(Records contained in a dataset)
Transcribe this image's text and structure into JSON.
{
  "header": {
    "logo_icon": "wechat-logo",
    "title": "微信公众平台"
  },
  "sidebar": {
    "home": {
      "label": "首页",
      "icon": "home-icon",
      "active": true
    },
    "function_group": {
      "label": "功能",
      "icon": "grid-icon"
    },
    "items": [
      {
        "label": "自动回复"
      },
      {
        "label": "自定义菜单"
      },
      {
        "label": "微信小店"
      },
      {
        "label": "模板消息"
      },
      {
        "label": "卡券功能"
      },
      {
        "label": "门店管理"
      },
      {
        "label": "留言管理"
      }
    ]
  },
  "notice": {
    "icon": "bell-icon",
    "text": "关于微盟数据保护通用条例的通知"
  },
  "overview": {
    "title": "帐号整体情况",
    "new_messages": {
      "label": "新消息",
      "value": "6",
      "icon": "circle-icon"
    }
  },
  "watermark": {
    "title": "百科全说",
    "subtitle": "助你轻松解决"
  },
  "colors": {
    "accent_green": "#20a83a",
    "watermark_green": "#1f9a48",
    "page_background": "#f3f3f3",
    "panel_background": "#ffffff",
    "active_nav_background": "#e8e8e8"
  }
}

**THE TASK**
Check each line of the records above for "text", and copy those that have it.

**THE OUTPUT**
Transcribe this image's text and structure into JSON.
    "text": "关于微盟数据保护通用条例的通知"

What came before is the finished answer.